[Entries with figure data]
☆ ☆ ☆ ☆
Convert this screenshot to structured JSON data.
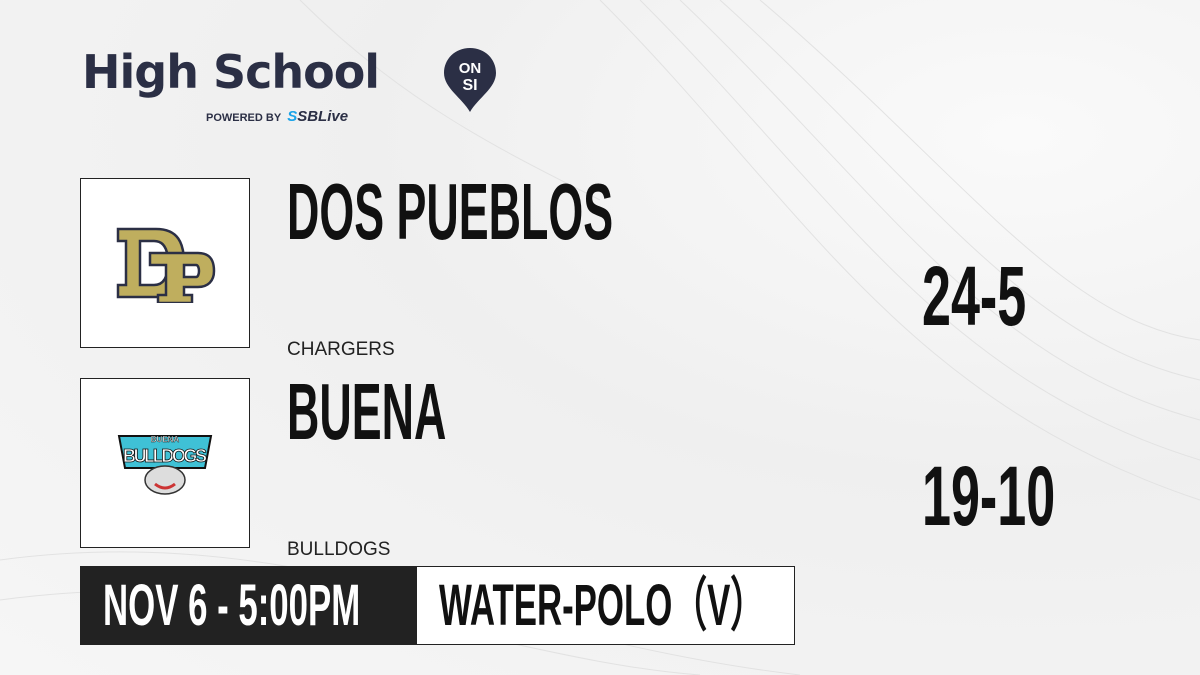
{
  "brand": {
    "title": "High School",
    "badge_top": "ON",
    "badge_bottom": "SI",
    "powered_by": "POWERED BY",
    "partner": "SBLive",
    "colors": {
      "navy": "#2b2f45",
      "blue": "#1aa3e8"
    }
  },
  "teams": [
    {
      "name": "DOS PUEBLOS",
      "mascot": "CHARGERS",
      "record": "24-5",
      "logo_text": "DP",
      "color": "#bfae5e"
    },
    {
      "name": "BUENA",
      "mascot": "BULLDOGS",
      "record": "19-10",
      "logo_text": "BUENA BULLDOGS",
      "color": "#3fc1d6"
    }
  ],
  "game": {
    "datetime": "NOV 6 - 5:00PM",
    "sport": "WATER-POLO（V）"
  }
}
☆ ☆ ☆ ☆
Challenge: Return all of the entries exactly as written, but drop any pictures they hold.

The output:
Convert this screenshot to structured JSON data.
{
  "brand": {
    "title": "High School",
    "badge_top": "ON",
    "badge_bottom": "SI",
    "powered_by": "POWERED BY",
    "partner": "SBLive",
    "colors": {
      "navy": "#2b2f45",
      "blue": "#1aa3e8"
    }
  },
  "teams": [
    {
      "name": "DOS PUEBLOS",
      "mascot": "CHARGERS",
      "record": "24-5",
      "logo_text": "DP",
      "color": "#bfae5e"
    },
    {
      "name": "BUENA",
      "mascot": "BULLDOGS",
      "record": "19-10",
      "logo_text": "BUENA BULLDOGS",
      "color": "#3fc1d6"
    }
  ],
  "game": {
    "datetime": "NOV 6 - 5:00PM",
    "sport": "WATER-POLO（V）"
  }
}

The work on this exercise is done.